## Texto extraído

####################

Segundo o sertanista Orlando Villas-Boas, um dos responsáveis pela criação do Parque Indígena do Xingu, no Mato Grosso, um dos mais bem-sucedidos projetos do setor no país, esses números por si só não representarão uma boa notícia se não forem acompanhados por uma revisão da política indigenista brasileira. Para o sertanista, deve-se evitar ao máximo o contato indiscriminado com os cerca de 60 000 índios que ainda vivem isolados na floresta. Nos casos em que a aculturação é um fato consumado, o índio precisa ter os mesmos direitos e deveres de qualquer cidadão brasileiro. “O índio tornou-se uma realidade incômoda, mas isso é fruto de preconceito e ignorância. Há muito o que ser aprendido sobre o índio, mas faltam pessoas capacitadas para fazer a ponte entre eles e o resto da sociedade”, afirma. Para preencher essa lacuna, Villas-Boas sugere mais investimentos na pesquisa e na formação de etnólogos e sociólogos voltados para o estudo da questão indígena.
Fronteira agropecuária Um dos resultados da política de derrubada da floresta para a formação de pastagens foi a criação de imensas propriedades rurais com baixa produtividade e geração de poucos empregos. De acordo com o último Censo Agropecuário do IBGE, as propriedades com área maior que 2 000 hectares, na Amazônia, correspondem a apenas 1,6% do número total de estabelecimentos rurais da região, mas abrangem 56% da área total ocupada. É uma concentração de terra anacrônica, que vai contra tudo o que já se aprendeu sobre o valor social da terra e a necessidade de aproveitar racionalmente os recursos naturais.
A pequena propriedade, se bem administrada, dá mais lucro e gera muito mais empregos. Um estudo feito por agrônomos da USP mostrou, por exemplo, que o extrativismo da castanha numa pequena área na região de Xapuri, no Acre, gerou em 2000 uma remuneração de até 48 reais por dia para os trabalhadores, muito superior aos 6 reais por dia obtidos com a produção de arroz, milho e feijão em áreas desmatadas. E isso sem derrubar uma só árvore da floresta. Mais uma prova de que a floresta vale muito mais em pé do que derrubada e queimada.
Subsolo valioso
É uma ilusão imaginar que os imensos recursos minerais da região ficarão intocados. O valor dos minérios já conhecidos no subsolo da floresta ultrapassa os 7 trilhões de dólares – e os técnicos acreditam que isso corresponde a apenas uma parte do que existe realmente. A região também é rica em petróleo. As reservas já prospectadas valem algo em torno de 3,6 trilhões de dólares e, novamente, há muito mais petróleo para ser descoberto. O grande desafio, no futuro, será o de explorar essas riquezas sem precisar desmatar. Hoje, grandes mineradoras, como a Companhia do Vale do Rio Doce – que opera na maior mina de minério de ferro do mundo, no complexo de Carajás, no Pará -, já reduziram o impacto da atividade, além de tomar medidas compensatórias para as comunidades afetadas. A empresa reconstituiu mais de 20 000 hectares de floresta depois de abrir imensas crateras na mata.

####################

## Material listado
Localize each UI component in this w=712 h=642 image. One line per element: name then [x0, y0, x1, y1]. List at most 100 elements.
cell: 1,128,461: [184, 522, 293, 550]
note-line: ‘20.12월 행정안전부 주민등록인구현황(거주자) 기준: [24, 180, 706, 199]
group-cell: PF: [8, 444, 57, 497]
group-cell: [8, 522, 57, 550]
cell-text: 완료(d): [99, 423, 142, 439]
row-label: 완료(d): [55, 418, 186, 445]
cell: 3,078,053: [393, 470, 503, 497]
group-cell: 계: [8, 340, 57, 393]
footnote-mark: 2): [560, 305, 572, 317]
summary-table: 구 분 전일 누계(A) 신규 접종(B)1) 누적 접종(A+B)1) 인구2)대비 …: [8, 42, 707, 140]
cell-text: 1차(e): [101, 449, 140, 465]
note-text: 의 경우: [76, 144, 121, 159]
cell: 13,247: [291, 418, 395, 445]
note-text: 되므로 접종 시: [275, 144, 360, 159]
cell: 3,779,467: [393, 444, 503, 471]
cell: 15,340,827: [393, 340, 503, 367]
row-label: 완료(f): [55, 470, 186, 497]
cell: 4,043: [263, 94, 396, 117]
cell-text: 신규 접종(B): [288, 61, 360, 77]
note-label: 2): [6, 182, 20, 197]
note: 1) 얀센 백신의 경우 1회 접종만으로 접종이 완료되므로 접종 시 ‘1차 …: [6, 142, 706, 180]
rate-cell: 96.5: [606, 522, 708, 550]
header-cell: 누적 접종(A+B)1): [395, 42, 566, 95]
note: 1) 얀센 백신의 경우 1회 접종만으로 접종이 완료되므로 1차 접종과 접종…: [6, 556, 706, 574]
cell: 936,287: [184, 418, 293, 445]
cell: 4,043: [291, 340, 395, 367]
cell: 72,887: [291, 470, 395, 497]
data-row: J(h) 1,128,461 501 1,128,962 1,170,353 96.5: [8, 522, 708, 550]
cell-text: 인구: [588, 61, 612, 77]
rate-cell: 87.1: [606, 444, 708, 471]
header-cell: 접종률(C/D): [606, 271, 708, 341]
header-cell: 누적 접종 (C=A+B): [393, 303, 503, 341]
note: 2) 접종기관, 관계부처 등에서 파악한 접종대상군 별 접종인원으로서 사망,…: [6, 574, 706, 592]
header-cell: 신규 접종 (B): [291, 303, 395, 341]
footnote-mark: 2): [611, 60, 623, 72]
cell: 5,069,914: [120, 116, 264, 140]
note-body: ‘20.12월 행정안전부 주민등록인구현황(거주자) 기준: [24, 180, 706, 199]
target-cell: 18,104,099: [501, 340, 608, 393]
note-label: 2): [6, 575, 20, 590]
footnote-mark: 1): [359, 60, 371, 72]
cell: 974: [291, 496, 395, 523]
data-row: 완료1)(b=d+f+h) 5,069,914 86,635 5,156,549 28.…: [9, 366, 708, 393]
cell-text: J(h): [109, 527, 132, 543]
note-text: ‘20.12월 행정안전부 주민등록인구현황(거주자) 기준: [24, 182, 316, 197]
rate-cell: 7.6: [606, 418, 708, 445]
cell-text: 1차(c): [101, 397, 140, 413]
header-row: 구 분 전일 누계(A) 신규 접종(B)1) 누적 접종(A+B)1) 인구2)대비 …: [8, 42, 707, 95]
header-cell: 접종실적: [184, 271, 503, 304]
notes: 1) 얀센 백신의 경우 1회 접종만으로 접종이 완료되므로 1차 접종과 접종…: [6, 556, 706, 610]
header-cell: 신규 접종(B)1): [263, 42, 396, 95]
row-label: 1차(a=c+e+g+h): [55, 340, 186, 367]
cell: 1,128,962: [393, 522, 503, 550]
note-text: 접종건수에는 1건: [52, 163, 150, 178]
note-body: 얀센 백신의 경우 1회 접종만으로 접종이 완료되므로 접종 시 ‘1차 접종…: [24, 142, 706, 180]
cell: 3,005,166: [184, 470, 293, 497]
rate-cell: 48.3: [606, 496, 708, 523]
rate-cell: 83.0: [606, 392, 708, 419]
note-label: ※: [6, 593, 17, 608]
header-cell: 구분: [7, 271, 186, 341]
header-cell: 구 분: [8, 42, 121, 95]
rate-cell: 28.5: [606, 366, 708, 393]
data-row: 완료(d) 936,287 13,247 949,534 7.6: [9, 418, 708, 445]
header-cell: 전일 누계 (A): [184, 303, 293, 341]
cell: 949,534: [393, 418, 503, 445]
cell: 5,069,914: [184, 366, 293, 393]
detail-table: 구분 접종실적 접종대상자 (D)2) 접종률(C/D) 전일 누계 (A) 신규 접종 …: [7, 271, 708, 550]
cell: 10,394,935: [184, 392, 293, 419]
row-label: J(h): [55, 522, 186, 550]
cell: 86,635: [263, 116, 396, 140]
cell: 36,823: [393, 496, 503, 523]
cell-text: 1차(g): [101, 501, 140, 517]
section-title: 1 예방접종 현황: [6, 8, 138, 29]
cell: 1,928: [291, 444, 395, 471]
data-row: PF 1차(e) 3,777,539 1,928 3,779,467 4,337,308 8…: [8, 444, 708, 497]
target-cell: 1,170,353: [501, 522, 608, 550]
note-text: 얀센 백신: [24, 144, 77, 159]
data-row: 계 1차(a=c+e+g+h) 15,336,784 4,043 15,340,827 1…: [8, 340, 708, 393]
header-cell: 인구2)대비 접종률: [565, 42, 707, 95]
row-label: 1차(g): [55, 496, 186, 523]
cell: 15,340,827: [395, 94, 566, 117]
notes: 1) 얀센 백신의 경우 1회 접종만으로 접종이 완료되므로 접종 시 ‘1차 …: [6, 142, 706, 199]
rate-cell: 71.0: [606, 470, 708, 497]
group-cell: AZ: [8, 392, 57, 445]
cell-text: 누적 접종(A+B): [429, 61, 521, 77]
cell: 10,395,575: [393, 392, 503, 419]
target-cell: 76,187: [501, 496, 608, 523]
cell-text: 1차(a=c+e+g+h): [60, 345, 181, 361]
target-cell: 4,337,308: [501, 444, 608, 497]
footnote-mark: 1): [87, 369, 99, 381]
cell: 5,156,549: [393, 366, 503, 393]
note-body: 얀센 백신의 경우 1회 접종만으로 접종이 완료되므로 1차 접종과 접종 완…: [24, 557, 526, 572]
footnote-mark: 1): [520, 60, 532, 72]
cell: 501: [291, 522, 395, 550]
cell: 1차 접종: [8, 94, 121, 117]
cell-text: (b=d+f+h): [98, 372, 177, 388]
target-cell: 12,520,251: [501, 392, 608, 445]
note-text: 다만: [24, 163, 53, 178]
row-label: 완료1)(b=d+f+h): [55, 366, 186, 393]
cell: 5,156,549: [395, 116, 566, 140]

####################

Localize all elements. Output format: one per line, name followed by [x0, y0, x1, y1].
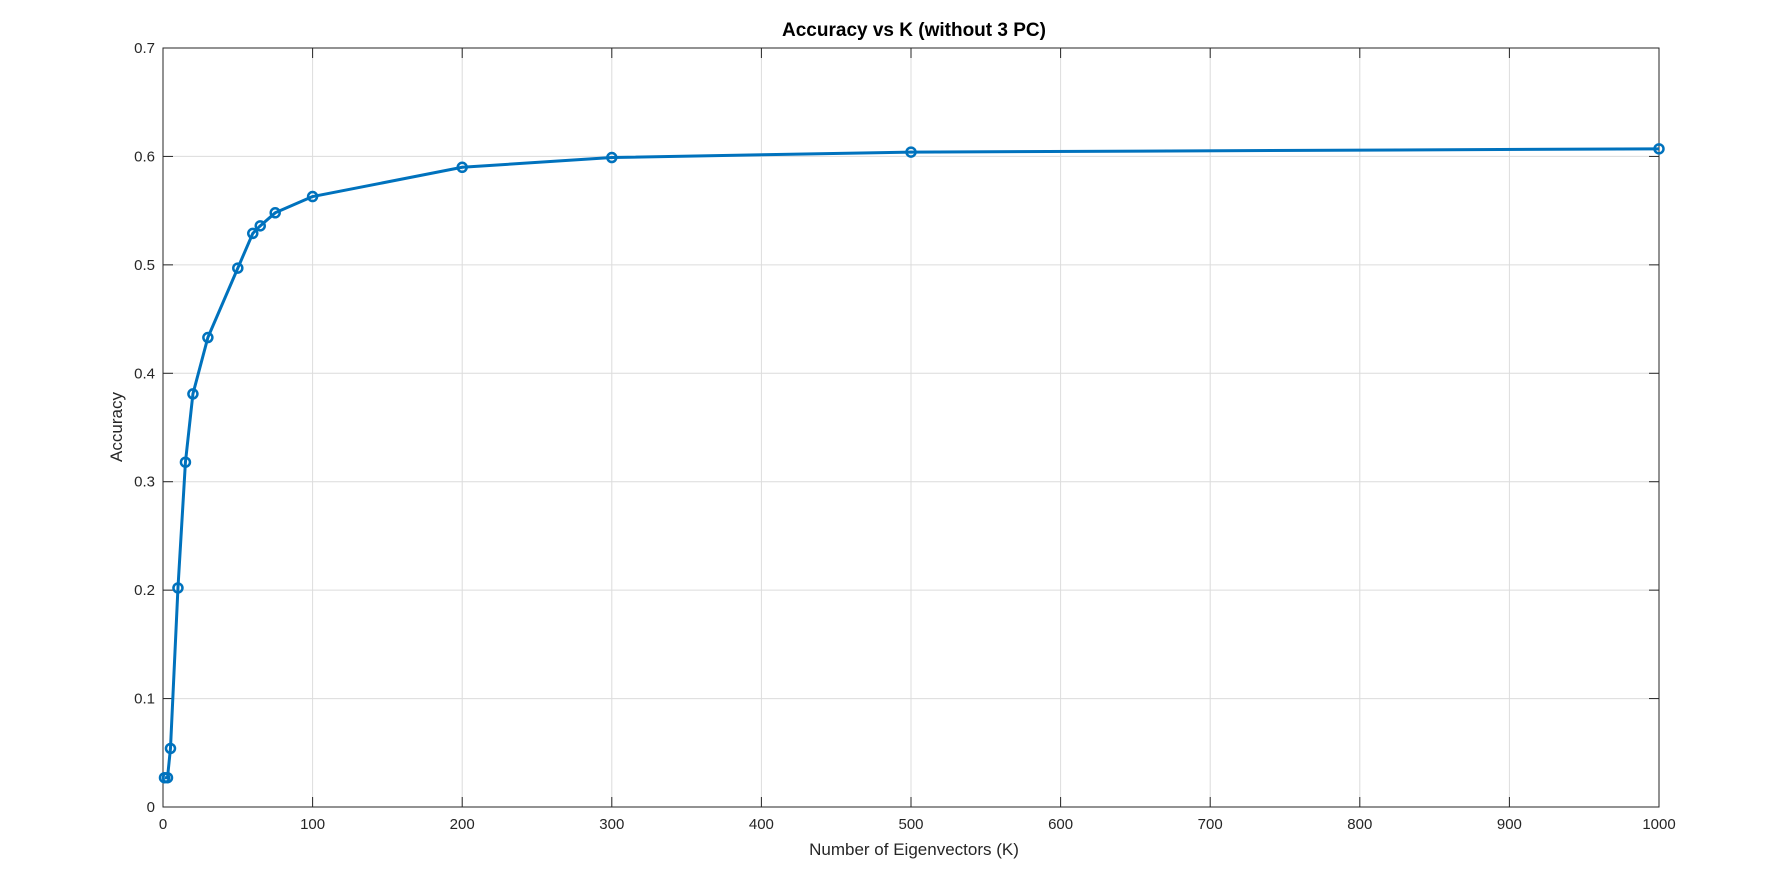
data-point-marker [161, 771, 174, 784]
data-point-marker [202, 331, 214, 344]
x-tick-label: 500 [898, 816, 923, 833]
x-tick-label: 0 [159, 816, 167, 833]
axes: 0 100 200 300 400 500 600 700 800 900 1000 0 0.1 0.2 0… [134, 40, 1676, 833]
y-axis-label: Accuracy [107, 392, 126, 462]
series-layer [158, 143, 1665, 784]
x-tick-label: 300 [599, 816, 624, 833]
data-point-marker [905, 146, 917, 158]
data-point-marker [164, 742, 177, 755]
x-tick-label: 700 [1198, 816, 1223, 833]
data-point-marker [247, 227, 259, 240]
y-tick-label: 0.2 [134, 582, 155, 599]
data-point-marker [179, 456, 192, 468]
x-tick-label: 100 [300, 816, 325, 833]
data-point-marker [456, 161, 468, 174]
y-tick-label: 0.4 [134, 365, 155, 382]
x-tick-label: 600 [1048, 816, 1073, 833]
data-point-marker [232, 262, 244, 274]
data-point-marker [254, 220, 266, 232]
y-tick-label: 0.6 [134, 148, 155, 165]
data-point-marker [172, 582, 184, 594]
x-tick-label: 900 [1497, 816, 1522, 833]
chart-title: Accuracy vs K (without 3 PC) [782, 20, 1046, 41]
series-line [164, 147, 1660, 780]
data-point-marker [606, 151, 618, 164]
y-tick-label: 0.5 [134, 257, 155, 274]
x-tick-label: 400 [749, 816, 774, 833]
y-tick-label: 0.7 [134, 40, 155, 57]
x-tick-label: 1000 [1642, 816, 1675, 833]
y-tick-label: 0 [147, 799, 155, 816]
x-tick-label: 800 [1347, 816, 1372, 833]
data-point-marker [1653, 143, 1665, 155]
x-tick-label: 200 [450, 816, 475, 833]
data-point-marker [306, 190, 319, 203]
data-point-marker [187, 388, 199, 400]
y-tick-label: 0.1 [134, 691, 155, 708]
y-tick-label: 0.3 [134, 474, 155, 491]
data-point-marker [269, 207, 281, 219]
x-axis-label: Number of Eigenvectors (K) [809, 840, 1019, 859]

####################

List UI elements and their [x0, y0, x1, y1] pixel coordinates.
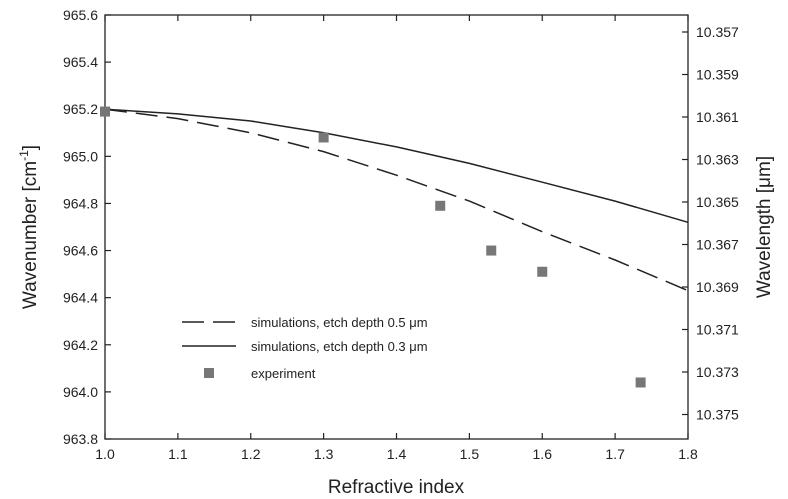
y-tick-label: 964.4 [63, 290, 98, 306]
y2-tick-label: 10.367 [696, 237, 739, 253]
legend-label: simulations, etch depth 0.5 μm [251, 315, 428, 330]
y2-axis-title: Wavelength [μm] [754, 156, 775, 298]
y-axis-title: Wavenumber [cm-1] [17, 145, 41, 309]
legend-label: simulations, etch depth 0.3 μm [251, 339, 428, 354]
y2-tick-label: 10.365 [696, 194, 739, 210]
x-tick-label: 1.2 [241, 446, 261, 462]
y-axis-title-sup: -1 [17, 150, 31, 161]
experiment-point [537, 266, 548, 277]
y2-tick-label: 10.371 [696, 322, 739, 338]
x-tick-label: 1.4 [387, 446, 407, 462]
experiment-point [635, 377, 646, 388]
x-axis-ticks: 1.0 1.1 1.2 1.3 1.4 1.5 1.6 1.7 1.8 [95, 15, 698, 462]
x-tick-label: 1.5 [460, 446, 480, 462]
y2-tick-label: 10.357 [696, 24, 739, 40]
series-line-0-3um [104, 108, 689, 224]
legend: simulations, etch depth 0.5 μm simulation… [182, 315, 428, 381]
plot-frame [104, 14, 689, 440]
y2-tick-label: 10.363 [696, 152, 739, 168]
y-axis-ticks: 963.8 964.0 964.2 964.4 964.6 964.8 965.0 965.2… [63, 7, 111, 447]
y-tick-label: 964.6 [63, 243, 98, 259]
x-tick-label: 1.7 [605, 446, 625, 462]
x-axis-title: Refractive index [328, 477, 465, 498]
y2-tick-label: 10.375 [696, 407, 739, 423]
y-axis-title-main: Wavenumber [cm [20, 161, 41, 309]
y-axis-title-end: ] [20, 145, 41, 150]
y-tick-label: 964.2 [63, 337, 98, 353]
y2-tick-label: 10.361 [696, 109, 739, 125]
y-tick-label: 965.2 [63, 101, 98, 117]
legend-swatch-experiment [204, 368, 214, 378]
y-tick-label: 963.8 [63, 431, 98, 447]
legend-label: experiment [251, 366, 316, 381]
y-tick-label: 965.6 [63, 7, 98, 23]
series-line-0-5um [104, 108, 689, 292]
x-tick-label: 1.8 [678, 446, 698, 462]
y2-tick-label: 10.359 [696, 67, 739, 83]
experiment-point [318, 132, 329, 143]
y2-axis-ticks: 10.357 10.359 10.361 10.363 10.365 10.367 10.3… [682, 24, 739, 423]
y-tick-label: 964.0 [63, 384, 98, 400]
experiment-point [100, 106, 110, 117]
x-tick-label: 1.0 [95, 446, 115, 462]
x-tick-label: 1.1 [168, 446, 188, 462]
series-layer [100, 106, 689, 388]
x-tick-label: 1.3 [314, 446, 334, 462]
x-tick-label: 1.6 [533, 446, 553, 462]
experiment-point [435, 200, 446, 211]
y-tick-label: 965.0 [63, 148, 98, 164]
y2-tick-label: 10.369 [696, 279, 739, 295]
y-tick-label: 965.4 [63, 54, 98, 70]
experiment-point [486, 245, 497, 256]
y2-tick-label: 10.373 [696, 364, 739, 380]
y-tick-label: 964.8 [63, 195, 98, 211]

####################

## Solicitação 1
Resuma o texto extraído em três frases.
## Solicitação 2
Retome o texto extraído, continuando a partir da última frase apresentada.
O material listado não tem relação com o texto extraído.

## Resultado final 1
Para Orlando Villas-Boas, a política indigenista brasileira deve ser revista, evitando ao máximo o contato indiscriminado com os índios isolados e investindo na formação de etnólogos e sociólogos. Na Amazônia, a derrubada da floresta para pastagens criou imensas propriedades de baixa produtividade, enquanto a pequena propriedade bem administrada, como no extrativismo da castanha em Xapuri, dá mais lucro e gera mais empregos sem derrubar árvores. Os minérios e o petróleo da região valem trilhões de dólares, e o grande desafio será explorá-los sem desmatar, algo em que grandes mineradoras já reduziram o impacto da atividade.

## Resultado final 2
Ela repôs a terra extraída do buraco e replantou as mesmas espécies de árvores que existiam na região antes do desmatamento. A reconstituição demora 20 anos, custa carao, mas é possível e está sendo feita.
Graças a essa nova fase da mineração industrial, hoje o garimpeiro artesanal passou a ser um problema maior que as grandes mineradoras. “O garimpeiro solitário age sem fiscalização e pautado pelo instinto de sobrevivência. Na sua lógica, é ele ou a floresta. Por isso, usa elementos como o mercúrio para a extração, poluindo os rios da região. Além disso, invade terras indígenas e ribeirinhas, levando consigo prostituição, jogo, alcoolismo e drogas. Por isso, é um dos principais fatores da desestabilização social das pequenas comunidades da floresta”, explica o professor de Geografia da USP Jurandyr Sanches Ross. Mais uma vez, a solução pode estar na obrigatoriedade de certificação do ouro que sai da floresta. É um problema de solução difícil, porque esse ouro pode ser facilmente contrabandeado para países vizinhos, mas que precisa ser enfrentado rapidamente.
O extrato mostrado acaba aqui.